Entries from a dataset
===

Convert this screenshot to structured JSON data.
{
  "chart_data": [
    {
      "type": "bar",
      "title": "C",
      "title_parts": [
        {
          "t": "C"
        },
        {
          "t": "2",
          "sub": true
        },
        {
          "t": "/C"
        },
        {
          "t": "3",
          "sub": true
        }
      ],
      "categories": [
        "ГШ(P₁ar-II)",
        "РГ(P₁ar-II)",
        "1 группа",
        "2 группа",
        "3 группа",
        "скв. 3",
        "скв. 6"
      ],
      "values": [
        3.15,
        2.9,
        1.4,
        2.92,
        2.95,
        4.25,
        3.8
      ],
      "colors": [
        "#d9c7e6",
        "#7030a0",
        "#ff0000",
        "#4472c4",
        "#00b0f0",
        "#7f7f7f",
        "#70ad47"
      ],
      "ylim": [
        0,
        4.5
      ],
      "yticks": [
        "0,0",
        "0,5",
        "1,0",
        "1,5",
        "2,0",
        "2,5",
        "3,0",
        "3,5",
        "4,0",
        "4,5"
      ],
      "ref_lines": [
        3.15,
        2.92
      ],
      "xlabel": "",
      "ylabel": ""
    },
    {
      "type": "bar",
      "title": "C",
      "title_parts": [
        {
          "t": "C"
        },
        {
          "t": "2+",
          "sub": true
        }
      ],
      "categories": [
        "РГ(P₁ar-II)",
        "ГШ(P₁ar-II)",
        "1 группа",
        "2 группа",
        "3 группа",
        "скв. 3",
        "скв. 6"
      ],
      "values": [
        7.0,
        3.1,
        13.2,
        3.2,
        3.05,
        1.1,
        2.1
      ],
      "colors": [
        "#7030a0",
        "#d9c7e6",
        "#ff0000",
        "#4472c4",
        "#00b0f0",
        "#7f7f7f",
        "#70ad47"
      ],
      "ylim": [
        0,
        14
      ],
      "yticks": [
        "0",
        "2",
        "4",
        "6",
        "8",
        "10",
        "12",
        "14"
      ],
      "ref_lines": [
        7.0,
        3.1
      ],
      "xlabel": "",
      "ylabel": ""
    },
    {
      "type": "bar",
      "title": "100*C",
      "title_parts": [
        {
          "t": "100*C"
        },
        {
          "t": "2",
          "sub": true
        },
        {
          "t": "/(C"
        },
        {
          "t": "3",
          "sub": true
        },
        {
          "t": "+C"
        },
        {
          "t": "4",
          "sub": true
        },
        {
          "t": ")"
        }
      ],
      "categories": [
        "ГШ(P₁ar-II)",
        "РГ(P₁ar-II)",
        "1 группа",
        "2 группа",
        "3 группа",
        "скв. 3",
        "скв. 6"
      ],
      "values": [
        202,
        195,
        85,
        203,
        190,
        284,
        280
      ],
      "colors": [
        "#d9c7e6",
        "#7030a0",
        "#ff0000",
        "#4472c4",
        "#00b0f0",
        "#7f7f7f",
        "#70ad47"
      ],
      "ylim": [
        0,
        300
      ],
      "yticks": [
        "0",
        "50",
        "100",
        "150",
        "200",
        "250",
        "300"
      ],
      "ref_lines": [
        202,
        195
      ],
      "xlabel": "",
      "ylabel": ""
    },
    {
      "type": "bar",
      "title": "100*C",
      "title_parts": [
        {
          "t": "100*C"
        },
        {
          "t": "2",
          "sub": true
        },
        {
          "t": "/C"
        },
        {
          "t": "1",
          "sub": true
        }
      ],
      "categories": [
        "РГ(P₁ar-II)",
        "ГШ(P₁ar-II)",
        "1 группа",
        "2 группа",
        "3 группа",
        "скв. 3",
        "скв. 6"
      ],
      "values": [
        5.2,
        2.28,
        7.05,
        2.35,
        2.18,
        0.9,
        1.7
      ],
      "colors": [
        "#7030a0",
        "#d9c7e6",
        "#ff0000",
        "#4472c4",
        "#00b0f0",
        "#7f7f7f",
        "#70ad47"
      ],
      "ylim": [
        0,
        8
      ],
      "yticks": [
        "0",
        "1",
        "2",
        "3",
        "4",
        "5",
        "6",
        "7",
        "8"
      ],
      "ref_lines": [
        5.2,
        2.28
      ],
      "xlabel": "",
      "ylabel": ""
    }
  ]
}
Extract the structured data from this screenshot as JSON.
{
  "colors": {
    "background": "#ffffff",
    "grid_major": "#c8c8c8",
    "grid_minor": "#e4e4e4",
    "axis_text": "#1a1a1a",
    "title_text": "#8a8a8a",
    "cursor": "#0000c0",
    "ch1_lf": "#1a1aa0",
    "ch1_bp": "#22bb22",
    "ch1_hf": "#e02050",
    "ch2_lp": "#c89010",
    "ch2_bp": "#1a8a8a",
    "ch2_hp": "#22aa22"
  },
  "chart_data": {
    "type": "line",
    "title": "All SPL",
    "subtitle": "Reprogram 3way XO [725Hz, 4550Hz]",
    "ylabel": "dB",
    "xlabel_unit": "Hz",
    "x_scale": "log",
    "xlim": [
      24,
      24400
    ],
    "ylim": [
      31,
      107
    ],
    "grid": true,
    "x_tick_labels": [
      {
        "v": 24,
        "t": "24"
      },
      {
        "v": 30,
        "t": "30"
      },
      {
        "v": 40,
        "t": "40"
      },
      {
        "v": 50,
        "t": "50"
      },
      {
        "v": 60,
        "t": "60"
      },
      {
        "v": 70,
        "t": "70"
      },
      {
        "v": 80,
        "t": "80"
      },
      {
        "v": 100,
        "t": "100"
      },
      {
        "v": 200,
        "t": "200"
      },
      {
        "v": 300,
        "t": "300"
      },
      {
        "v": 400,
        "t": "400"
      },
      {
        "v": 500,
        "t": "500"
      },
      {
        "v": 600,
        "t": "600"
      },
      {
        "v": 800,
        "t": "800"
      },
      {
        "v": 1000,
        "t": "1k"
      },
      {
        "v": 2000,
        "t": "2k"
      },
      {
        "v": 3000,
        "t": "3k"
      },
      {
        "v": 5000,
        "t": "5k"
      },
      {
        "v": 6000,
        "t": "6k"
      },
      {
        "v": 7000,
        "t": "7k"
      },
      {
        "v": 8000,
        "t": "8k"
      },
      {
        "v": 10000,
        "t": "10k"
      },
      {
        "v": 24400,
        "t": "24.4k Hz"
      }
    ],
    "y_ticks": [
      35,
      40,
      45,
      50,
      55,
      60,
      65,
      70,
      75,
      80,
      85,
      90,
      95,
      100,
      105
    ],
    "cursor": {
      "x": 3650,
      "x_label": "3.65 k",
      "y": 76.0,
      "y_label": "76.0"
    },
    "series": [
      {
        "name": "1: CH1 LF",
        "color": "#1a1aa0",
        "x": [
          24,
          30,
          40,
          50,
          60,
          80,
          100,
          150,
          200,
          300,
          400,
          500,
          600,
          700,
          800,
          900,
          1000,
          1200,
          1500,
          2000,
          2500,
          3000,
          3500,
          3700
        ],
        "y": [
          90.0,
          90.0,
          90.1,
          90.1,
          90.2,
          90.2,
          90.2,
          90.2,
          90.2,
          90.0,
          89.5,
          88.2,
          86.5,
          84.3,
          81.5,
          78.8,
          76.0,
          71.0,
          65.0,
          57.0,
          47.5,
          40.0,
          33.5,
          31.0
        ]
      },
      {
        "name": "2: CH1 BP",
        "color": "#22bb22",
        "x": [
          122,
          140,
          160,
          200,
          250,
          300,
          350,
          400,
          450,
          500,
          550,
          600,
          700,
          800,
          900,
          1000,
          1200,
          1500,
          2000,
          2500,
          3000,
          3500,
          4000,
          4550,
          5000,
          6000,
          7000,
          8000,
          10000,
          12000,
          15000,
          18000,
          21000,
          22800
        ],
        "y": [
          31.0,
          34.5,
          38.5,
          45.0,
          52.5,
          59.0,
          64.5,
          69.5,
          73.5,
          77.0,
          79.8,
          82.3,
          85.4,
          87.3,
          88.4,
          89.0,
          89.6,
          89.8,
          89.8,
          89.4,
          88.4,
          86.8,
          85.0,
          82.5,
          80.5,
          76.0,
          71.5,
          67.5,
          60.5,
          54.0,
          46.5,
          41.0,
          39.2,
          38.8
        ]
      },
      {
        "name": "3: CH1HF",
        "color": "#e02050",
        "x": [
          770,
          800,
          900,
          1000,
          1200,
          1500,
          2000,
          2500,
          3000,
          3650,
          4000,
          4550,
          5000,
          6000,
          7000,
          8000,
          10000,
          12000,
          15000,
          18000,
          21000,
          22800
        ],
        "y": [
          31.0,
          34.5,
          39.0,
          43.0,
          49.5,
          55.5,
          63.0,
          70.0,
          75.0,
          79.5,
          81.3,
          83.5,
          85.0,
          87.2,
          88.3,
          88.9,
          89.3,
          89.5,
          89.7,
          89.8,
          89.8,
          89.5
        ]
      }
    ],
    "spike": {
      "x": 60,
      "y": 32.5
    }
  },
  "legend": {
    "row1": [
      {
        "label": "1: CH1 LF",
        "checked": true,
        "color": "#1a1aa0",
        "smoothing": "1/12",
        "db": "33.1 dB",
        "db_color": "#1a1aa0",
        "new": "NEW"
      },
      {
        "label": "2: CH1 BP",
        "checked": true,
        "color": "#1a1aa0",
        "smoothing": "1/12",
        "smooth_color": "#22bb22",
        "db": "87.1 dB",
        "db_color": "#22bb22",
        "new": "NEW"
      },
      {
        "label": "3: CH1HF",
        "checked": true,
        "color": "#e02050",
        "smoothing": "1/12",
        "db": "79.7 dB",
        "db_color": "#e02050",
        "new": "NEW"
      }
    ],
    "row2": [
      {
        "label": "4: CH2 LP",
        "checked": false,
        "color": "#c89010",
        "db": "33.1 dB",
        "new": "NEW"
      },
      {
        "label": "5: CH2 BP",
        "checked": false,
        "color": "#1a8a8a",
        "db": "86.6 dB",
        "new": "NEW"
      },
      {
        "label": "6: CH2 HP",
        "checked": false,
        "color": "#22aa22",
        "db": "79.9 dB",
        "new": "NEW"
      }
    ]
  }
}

===

The problem:
Copy every line above that includes the string "structured".

Worked answer:
Convert this screenshot to structured JSON data.
Extract the structured data from this screenshot as JSON.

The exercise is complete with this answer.